● **The data**:
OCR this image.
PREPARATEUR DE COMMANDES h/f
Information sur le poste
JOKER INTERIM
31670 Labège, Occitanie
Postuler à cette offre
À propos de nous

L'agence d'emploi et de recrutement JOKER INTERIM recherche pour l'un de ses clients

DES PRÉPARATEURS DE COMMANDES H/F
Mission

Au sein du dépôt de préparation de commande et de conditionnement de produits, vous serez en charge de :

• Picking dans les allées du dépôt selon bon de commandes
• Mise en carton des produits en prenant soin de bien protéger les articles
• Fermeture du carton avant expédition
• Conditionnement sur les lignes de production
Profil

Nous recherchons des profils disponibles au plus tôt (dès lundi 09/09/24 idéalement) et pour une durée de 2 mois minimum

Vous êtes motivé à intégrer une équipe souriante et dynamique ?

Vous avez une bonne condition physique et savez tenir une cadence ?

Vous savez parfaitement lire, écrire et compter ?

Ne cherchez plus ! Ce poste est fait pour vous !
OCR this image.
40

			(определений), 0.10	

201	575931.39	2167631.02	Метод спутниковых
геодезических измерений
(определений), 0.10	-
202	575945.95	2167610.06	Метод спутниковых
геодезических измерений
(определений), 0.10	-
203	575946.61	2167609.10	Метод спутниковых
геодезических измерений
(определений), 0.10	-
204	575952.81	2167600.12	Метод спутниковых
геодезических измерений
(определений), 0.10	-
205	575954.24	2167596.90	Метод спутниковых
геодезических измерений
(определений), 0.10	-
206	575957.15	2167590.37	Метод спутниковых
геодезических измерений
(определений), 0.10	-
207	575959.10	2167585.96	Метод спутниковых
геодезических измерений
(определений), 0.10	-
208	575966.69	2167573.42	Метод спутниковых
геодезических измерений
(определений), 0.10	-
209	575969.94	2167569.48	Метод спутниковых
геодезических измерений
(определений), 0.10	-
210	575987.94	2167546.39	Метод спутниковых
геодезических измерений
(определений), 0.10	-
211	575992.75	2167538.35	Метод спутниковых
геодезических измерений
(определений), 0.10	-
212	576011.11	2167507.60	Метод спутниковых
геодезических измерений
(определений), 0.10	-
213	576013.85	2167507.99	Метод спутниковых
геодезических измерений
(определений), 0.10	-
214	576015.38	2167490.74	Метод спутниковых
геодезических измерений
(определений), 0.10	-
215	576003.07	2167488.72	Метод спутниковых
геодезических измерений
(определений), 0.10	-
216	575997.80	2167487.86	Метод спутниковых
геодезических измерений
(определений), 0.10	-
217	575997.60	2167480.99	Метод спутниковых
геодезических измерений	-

● **What the exercise asks**: Identify every line holding the word "produits" and copy it out.

● **Output for this exercise**:
Au sein du dépôt de préparation de commande et de conditionnement de produits, vous serez en charge de :
• Mise en carton des produits en prenant soin de bien protéger les articles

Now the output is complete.